** begin **

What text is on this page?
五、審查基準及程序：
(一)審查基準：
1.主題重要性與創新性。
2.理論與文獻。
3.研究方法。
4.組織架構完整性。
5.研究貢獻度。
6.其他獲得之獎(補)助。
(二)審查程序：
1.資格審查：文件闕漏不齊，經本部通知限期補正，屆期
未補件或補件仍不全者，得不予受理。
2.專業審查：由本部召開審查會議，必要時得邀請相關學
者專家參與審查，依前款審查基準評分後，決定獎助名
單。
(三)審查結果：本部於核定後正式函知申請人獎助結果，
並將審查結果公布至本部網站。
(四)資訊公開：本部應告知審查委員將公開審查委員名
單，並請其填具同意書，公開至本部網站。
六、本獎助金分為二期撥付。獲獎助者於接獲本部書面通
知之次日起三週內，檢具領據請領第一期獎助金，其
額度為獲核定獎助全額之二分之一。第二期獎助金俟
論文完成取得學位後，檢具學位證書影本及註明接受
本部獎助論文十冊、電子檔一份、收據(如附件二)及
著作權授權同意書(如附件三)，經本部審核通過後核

** end **

### WHAT TO DO
Above are the records; retype every one exactly.

### RESULT FOR THIS TASK
What text is on this page?
五、審查基準及程序：
(一)審查基準：
1.主題重要性與創新性。
2.理論與文獻。
3.研究方法。
4.組織架構完整性。
5.研究貢獻度。
6.其他獲得之獎(補)助。
(二)審查程序：
1.資格審查：文件闕漏不齊，經本部通知限期補正，屆期
未補件或補件仍不全者，得不予受理。
2.專業審查：由本部召開審查會議，必要時得邀請相關學
者專家參與審查，依前款審查基準評分後，決定獎助名
單。
(三)審查結果：本部於核定後正式函知申請人獎助結果，
並將審查結果公布至本部網站。
(四)資訊公開：本部應告知審查委員將公開審查委員名
單，並請其填具同意書，公開至本部網站。
六、本獎助金分為二期撥付。獲獎助者於接獲本部書面通
知之次日起三週內，檢具領據請領第一期獎助金，其
額度為獲核定獎助全額之二分之一。第二期獎助金俟
論文完成取得學位後，檢具學位證書影本及註明接受
本部獎助論文十冊、電子檔一份、收據(如附件二)及
著作權授權同意書(如附件三)，經本部審核通過後核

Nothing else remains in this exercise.